TASK DETAILS
Gather every line from the entries below that includes "Medicine".

SUPPLIED ENTRIES
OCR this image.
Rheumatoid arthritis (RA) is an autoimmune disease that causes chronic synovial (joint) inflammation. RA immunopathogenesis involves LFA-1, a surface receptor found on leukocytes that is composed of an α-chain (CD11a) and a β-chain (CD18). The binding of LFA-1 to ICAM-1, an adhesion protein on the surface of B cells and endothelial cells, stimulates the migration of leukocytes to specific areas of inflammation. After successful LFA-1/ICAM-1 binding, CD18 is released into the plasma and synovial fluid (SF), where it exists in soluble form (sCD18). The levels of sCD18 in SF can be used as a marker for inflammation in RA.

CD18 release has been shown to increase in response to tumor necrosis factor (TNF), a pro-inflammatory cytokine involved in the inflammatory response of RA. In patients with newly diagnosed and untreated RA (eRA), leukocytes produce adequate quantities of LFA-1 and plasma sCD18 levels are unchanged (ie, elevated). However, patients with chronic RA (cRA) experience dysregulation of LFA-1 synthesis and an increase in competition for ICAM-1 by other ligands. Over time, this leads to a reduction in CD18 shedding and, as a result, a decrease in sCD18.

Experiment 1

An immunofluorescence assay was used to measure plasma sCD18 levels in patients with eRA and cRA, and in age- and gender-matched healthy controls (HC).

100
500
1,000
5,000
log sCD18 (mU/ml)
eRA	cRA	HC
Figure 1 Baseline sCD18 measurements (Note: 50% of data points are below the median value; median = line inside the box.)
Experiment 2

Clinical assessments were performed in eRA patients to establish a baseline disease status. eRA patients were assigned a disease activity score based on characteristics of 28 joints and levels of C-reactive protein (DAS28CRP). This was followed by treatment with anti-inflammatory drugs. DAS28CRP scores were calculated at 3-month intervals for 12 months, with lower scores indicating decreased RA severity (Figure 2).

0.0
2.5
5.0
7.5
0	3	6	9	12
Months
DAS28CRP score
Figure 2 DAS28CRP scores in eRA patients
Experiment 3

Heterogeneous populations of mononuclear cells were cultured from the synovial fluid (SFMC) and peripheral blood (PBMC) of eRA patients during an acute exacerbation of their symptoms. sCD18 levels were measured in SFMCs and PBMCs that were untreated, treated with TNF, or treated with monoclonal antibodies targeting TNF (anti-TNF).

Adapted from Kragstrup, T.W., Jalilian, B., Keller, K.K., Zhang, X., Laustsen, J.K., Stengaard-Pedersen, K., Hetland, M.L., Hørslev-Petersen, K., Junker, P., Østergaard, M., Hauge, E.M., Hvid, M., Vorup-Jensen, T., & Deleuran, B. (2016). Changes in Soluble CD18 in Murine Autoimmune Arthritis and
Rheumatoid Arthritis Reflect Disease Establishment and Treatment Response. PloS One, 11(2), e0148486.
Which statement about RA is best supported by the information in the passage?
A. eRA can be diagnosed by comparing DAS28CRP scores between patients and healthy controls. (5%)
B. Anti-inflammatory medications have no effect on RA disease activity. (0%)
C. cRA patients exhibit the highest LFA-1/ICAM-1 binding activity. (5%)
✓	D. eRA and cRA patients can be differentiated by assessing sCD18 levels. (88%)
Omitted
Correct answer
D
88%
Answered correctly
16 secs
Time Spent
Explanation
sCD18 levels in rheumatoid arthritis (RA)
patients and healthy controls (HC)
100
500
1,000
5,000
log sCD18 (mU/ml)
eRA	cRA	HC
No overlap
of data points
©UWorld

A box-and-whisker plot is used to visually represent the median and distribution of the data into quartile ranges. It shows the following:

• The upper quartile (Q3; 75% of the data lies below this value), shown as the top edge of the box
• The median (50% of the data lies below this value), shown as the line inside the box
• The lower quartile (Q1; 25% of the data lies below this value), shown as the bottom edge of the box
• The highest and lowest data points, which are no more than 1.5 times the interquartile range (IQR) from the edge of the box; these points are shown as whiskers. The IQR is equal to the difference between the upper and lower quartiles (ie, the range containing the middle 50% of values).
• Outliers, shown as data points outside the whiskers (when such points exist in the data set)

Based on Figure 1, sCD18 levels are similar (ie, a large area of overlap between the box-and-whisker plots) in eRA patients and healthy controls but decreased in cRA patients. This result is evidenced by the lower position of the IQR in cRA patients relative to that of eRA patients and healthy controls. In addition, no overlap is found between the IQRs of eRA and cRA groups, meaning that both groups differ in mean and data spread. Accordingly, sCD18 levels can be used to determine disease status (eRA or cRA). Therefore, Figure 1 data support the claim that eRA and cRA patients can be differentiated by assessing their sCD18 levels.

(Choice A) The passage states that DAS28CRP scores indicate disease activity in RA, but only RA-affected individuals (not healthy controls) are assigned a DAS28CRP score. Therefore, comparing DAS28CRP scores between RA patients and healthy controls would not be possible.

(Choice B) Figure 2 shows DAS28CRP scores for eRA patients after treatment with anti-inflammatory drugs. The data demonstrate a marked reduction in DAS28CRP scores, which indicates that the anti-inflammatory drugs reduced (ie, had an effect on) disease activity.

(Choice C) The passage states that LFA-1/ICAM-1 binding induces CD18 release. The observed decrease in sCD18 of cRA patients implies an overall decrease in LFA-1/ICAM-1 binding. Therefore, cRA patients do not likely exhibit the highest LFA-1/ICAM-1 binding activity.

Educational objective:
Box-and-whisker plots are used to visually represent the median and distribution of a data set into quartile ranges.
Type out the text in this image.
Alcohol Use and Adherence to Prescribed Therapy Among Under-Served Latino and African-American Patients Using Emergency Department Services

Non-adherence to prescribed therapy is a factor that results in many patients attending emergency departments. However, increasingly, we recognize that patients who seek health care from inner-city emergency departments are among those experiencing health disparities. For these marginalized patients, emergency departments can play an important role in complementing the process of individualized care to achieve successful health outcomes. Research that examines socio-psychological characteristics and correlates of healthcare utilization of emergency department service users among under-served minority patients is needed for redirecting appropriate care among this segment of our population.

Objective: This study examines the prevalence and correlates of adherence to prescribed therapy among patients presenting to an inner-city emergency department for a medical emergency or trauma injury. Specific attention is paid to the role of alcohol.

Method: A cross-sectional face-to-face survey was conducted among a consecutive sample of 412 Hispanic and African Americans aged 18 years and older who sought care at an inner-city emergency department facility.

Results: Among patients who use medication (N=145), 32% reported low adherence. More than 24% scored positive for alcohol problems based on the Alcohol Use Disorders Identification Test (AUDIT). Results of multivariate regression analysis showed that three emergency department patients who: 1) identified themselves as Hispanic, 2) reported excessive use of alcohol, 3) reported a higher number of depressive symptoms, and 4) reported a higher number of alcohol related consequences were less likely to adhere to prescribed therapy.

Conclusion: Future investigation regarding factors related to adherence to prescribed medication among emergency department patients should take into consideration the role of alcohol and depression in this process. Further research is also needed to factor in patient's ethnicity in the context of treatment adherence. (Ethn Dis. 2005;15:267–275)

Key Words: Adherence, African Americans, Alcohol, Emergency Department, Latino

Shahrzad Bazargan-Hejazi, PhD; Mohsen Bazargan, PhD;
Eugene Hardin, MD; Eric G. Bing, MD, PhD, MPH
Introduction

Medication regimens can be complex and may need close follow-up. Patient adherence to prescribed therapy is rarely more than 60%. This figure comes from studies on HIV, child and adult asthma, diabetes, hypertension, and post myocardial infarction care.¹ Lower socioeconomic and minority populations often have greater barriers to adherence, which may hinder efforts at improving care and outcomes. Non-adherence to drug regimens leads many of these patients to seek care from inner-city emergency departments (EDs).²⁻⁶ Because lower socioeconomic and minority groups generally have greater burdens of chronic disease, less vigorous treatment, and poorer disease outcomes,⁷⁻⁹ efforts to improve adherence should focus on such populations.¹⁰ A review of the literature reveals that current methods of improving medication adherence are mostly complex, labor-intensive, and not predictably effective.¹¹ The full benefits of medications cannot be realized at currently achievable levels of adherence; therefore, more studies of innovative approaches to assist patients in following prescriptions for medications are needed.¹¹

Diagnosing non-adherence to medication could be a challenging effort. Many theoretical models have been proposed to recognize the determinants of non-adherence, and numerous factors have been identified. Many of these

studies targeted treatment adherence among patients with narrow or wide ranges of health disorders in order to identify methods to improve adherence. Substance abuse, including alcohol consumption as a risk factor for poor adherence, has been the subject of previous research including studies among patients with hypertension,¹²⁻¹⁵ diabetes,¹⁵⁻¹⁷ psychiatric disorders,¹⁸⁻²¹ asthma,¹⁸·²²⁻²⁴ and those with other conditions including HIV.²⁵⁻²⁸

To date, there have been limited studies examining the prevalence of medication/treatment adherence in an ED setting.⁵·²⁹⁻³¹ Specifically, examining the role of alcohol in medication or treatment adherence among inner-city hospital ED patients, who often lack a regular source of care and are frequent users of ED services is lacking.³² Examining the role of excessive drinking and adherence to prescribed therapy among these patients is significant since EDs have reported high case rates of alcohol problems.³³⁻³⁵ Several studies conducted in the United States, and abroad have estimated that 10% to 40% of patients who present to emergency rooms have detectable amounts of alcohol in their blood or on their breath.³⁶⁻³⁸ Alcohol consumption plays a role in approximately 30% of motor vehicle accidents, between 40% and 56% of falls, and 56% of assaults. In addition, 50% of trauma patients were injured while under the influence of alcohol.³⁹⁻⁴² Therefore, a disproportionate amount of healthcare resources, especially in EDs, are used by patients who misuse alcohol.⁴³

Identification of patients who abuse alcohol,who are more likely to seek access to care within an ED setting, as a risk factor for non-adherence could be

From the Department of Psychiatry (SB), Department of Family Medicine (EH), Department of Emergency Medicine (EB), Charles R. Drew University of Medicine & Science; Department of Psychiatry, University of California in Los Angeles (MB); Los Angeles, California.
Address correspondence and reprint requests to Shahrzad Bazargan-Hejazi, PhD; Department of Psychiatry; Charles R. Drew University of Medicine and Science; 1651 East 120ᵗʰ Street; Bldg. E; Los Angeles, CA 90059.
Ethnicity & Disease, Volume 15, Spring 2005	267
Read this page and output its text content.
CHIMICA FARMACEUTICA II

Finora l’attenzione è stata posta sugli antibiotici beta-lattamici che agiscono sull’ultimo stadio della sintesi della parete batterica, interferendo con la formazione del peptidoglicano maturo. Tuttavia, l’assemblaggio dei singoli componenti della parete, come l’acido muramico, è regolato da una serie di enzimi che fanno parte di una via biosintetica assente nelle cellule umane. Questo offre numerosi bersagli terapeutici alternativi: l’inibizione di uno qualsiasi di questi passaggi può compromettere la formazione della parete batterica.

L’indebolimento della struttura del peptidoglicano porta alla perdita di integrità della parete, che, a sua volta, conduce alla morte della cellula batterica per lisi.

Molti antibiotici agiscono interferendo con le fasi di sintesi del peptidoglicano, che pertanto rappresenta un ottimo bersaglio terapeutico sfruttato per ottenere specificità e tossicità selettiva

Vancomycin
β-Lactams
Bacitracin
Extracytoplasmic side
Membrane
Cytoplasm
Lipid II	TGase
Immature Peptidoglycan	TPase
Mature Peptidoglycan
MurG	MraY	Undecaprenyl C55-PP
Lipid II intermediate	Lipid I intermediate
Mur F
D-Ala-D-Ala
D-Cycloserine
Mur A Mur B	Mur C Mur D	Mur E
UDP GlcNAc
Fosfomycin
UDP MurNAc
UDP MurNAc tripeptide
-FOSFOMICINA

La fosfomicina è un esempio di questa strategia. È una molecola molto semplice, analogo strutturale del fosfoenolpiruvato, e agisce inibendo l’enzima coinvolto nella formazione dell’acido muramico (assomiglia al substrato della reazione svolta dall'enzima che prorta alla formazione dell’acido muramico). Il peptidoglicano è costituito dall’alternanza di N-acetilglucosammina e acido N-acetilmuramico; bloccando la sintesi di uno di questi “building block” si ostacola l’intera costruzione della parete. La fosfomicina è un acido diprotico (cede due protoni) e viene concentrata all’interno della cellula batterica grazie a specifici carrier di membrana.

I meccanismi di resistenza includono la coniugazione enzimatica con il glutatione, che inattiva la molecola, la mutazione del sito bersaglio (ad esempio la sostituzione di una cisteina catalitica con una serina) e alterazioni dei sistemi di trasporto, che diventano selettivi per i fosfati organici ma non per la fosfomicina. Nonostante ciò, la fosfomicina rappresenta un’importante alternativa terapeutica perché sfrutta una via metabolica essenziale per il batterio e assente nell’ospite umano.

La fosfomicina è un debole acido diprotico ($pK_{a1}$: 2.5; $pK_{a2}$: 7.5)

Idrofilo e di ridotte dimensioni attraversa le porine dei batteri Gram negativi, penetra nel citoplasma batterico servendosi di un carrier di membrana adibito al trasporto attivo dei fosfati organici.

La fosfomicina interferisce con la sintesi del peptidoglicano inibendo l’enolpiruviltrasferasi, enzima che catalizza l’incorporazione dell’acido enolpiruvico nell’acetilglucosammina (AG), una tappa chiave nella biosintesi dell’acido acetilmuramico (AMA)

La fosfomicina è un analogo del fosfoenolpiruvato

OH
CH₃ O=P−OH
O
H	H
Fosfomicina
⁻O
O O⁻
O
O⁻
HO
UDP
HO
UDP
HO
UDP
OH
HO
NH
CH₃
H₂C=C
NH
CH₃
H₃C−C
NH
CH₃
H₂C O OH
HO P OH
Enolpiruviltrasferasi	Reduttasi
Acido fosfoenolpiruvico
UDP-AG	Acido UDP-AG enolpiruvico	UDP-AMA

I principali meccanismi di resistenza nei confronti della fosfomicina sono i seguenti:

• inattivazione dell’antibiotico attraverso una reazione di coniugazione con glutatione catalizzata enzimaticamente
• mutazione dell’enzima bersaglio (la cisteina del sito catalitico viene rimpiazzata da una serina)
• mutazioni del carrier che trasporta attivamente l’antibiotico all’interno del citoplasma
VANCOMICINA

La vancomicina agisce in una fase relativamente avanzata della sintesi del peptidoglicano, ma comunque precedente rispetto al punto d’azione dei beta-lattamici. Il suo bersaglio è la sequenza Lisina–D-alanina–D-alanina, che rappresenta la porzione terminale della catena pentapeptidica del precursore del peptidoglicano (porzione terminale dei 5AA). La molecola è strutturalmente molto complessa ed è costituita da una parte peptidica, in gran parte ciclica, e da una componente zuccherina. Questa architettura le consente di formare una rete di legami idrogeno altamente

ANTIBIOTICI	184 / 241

TASK ANSWER
From the Department of Psychiatry (SB), Department of Family Medicine (EH), Department of Emergency Medicine (EB), Charles R. Drew University of Medicine & Science; Department of Psychiatry, University of California in Los Angeles (MB); Los Angeles, California.
Address correspondence and reprint requests to Shahrzad Bazargan-Hejazi, PhD; Department of Psychiatry; Charles R. Drew University of Medicine and Science; 1651 East 120ᵗʰ Street; Bldg. E; Los Angeles, CA 90059.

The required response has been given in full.